══ Ausgangstext ══

09.01.2022 – 23.01.2023

Bundesgerichtliche Rechtsprechung

Zusammengefasst von Paul Stübi

5A_790/2021* (07.12.2022): Kollokation (Klagefrist)
Vorliegend ging es um die Frist zur Einreichung der Kollokationsklage nach Art. 250 Abs. 2 SchKG. Fraglich war, ob auf die Kollokationsklage die Gerichtsferien nach Art. 145 ZPO oder Art. 63 SchKG anwendbar sind. Laut Bundesgericht kann der Gerichtsferienregelung der ZPO der Vorrang zukommen, selbst wenn das fristauslösende Ereignis eine Betreibungshandlung darstellt und damit (auch) die Betreibungsferien gelten könnten. Art. 145 Abs. 4 ZPO kommt demnach keine umfassende Ausschlusswirkung gegenüber der Gerichtsferienregelung der ZPO zu (E. 4.2.).

5A_591/2021*, 5A_600/2021* (12.12.2022): Eheschutz
Das Bundesgericht äusserte sich ausführlich zu den Zuständigkeitsregelungen, wenn die Mutter mit dem Kind im Ausland lebt und ein entsprechendes Eheschutzgesuch gestellt wird (E. 2.).

5A_420/2022* (08.12.2022): Eigentum an Quelle
Das Bundesgericht äussert sich fast lehrbuchartig und umfassend zu den Themen Quellen, öffentliche Gewässer sowie Bachquellen und Privatquellen im Sinne von Art. 704 Abs. 1 ZGB.

2C_891/2021* (06.12.2022): Aufenthaltsbewilligung, Familiennachzug
Vorab eine interessante Erwägung zur Sprache vor Bundesgericht. Laut E. 1.5. kann man eine Beschwerde auch in französischer Sprache einreichen, auch wenn das Verfahren auf Deutsch geführt wird. Das Urteil ergeht dann aber auf Deutsch. Streitig war im vorliegenden Fall, ob die Vorinstanz den Familiennachzug zu Recht wegen der konkreten Gefahr einer erheblichen und fortgesetzten Sozialhilfeabhängigkeit verweigert hat. Das Bundesgericht geht in diesem Kontext auf die entsprechenden Voraussetzungen und die Verhältnismässigkeit ein (E. 4.).

═══

- **Aufgaben**
A. Nenne alle Gesetzesbestimmungen, die in der Übersicht zur Rechtsprechung ausdrücklich angeführt werden, in der Form, in der sie dort stehen.
B. Gib aus der Übersicht zur Rechtsprechung alles von „Zusammengefasst von Paul“ bis hinunter zu „wird (E. 2.).“ wortgetreu aus.
Die Einträge sind eigenständiges Material und gehören nicht zur Übersicht.

══ Datensatzeinträge ══

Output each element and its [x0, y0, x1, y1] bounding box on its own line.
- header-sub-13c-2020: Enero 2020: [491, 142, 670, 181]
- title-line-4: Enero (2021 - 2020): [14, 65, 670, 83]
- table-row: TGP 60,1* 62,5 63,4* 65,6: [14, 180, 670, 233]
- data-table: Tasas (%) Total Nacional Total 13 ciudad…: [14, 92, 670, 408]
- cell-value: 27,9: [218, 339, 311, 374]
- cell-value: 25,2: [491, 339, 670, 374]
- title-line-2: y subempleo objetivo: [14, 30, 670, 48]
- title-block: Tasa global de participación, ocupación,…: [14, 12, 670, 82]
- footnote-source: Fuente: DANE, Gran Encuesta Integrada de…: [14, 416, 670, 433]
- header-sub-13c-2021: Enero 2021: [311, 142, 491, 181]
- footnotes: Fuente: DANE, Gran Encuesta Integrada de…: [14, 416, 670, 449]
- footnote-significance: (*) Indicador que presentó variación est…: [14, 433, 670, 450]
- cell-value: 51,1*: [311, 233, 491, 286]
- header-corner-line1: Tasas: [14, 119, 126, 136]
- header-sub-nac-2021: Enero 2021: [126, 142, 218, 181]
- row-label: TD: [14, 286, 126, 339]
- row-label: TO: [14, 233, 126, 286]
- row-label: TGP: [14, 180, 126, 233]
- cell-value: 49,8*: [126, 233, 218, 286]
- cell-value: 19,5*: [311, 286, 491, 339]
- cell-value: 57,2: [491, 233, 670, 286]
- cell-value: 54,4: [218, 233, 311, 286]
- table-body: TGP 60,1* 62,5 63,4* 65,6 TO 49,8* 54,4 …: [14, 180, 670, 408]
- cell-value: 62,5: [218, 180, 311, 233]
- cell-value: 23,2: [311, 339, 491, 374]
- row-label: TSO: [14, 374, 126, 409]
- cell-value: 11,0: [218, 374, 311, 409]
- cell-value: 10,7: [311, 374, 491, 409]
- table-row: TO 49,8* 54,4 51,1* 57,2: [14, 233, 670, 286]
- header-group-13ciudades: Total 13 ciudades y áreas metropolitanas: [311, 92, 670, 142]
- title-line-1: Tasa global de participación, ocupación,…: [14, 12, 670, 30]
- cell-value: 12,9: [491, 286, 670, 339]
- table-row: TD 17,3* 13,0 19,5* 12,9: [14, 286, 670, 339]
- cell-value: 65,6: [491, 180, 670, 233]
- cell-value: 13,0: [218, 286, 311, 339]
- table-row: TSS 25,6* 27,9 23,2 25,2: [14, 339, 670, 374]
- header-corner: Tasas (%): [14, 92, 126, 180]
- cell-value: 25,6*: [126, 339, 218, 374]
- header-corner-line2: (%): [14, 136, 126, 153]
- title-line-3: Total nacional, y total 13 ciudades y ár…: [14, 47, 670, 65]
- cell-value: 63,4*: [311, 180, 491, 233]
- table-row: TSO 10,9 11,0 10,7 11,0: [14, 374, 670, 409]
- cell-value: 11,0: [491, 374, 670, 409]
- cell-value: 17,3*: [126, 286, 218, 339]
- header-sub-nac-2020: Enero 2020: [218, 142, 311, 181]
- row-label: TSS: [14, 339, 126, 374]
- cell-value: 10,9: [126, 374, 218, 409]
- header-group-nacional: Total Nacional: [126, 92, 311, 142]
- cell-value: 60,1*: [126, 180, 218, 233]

═══

- **Lösungen**
A.
Art. 250 Abs. 2 SchKG
Art. 145 ZPO
Art. 63 SchKG
Art. 145 Abs. 4 ZPO
Art. 704 Abs. 1 ZGB

B.
Zusammengefasst von Paul Stübi

5A_790/2021* (07.12.2022): Kollokation (Klagefrist)
Vorliegend ging es um die Frist zur Einreichung der Kollokationsklage nach Art. 250 Abs. 2 SchKG. Fraglich war, ob auf die Kollokationsklage die Gerichtsferien nach Art. 145 ZPO oder Art. 63 SchKG anwendbar sind. Laut Bundesgericht kann der Gerichtsferienregelung der ZPO der Vorrang zukommen, selbst wenn das fristauslösende Ereignis eine Betreibungshandlung darstellt und damit (auch) die Betreibungsferien gelten könnten. Art. 145 Abs. 4 ZPO kommt demnach keine umfassende Ausschlusswirkung gegenüber der Gerichtsferienregelung der ZPO zu (E. 4.2.).

5A_591/2021*, 5A_600/2021* (12.12.2022): Eheschutz
Das Bundesgericht äusserte sich ausführlich zu den Zuständigkeitsregelungen, wenn die Mutter mit dem Kind im Ausland lebt und ein entsprechendes Eheschutzgesuch gestellt wird (E. 2.).